▸ EXCERPTED RECORDS:
....
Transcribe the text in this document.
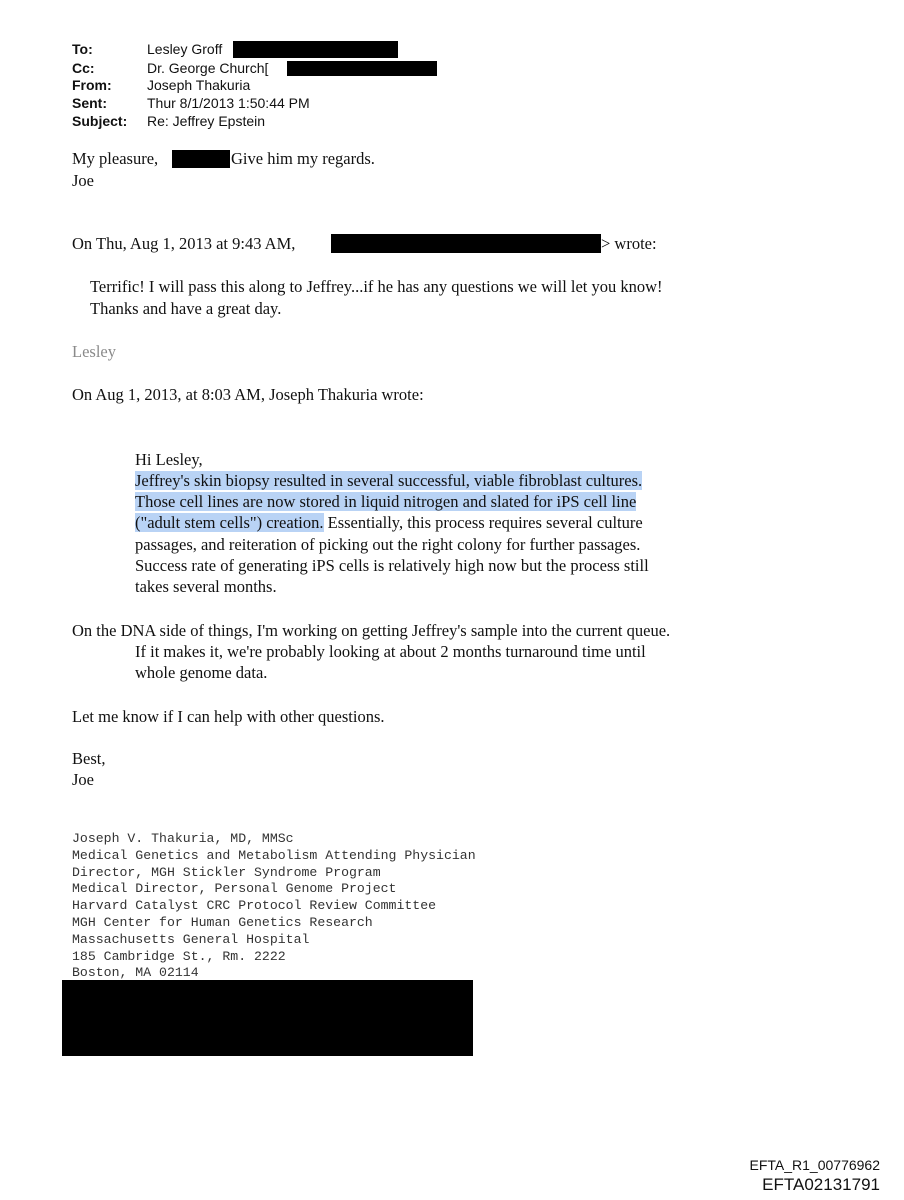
To:	Lesley Groff
Cc:	Dr. George Church[
From:	Joseph Thakuria
Sent:	Thur 8/1/2013 1:50:44 PM
Subject: Re: Jeffrey Epstein
My pleasure,	Give him my regards.
Joe
On Thu, Aug 1, 2013 at 9:43 AM,	> wrote:
Terrific! I will pass this along to Jeffrey...if he has any questions we will let you know!
Thanks and have a great day.
Lesley
On Aug 1, 2013, at 8:03 AM, Joseph Thakuria wrote:
Hi Lesley,
Jeffrey's skin biopsy resulted in several successful, viable fibroblast cultures.
Those cell lines are now stored in liquid nitrogen and slated for iPS cell line
("adult stem cells") creation. Essentially, this process requires several culture
passages, and reiteration of picking out the right colony for further passages.
Success rate of generating iPS cells is relatively high now but the process still
takes several months.
On the DNA side of things, I'm working on getting Jeffrey's sample into the current queue.
If it makes it, we're probably looking at about 2 months turnaround time until
whole genome data.
Let me know if I can help with other questions.
Best,
Joe
Joseph V. Thakuria, MD, MMSc
Medical Genetics and Metabolism Attending Physician
Director, MGH Stickler Syndrome Program
Medical Director, Personal Genome Project
Harvard Catalyst CRC Protocol Review Committee
MGH Center for Human Genetics Research
Massachusetts General Hospital
185 Cambridge St., Rm. 2222
Boston, MA 02114
EFTA_R1_00776962
EFTA02131791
....
Exactly as they appear above, give the records again, without their pictures.

Transcribe the text in this document.
To:	Lesley Groff
Cc:	Dr. George Church[
From:	Joseph Thakuria
Sent:	Thur 8/1/2013 1:50:44 PM
Subject: Re: Jeffrey Epstein
My pleasure,	Give him my regards.
Joe
On Thu, Aug 1, 2013 at 9:43 AM,	> wrote:
Terrific! I will pass this along to Jeffrey...if he has any questions we will let you know!
Thanks and have a great day.
Lesley
On Aug 1, 2013, at 8:03 AM, Joseph Thakuria wrote:
Hi Lesley,
Jeffrey's skin biopsy resulted in several successful, viable fibroblast cultures.
Those cell lines are now stored in liquid nitrogen and slated for iPS cell line
("adult stem cells") creation. Essentially, this process requires several culture
passages, and reiteration of picking out the right colony for further passages.
Success rate of generating iPS cells is relatively high now but the process still
takes several months.
On the DNA side of things, I'm working on getting Jeffrey's sample into the current queue.
If it makes it, we're probably looking at about 2 months turnaround time until
whole genome data.
Let me know if I can help with other questions.
Best,
Joe
Joseph V. Thakuria, MD, MMSc
Medical Genetics and Metabolism Attending Physician
Director, MGH Stickler Syndrome Program
Medical Director, Personal Genome Project
Harvard Catalyst CRC Protocol Review Committee
MGH Center for Human Genetics Research
Massachusetts General Hospital
185 Cambridge St., Rm. 2222
Boston, MA 02114
EFTA_R1_00776962
EFTA02131791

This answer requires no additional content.